◆ Exercise directions:
From the entries that follow, extract each line holding the string "Newshour".

--- begin Source material ---

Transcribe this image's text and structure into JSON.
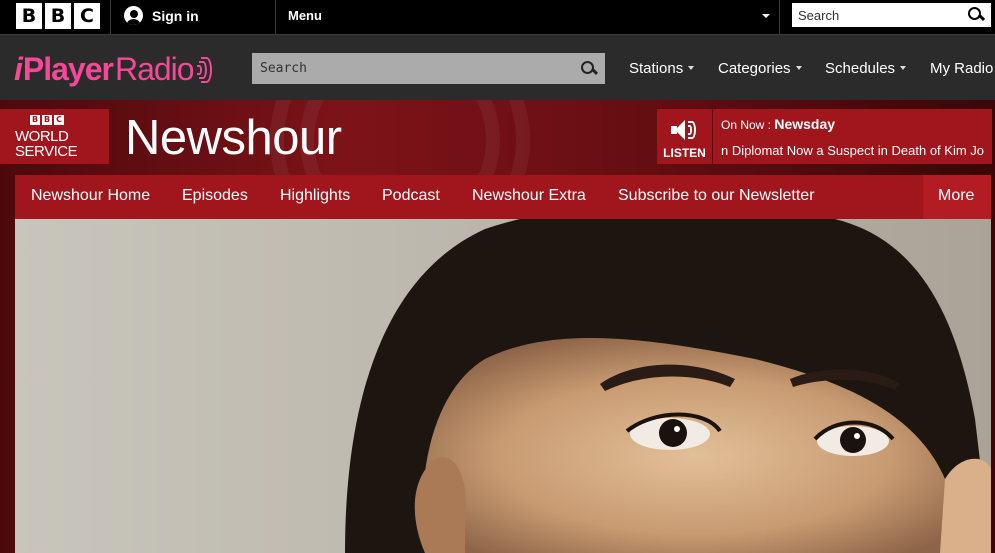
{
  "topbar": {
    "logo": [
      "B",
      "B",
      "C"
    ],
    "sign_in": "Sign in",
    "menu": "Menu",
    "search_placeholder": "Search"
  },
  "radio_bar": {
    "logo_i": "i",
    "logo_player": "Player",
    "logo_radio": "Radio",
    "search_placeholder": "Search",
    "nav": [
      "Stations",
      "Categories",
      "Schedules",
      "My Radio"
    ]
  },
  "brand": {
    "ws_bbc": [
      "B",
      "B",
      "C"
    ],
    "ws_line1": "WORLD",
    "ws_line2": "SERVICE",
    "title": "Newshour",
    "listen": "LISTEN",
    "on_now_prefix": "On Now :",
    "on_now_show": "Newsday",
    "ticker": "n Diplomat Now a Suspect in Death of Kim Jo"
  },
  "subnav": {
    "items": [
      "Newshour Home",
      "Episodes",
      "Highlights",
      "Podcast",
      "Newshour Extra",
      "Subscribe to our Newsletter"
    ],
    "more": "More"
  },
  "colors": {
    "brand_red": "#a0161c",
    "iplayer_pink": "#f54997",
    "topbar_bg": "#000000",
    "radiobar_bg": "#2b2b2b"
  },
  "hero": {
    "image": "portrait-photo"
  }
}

--- end Source material ---

◆ Full solution:
    "title": "Newshour",
      "Newshour Home",
      "Newshour Extra",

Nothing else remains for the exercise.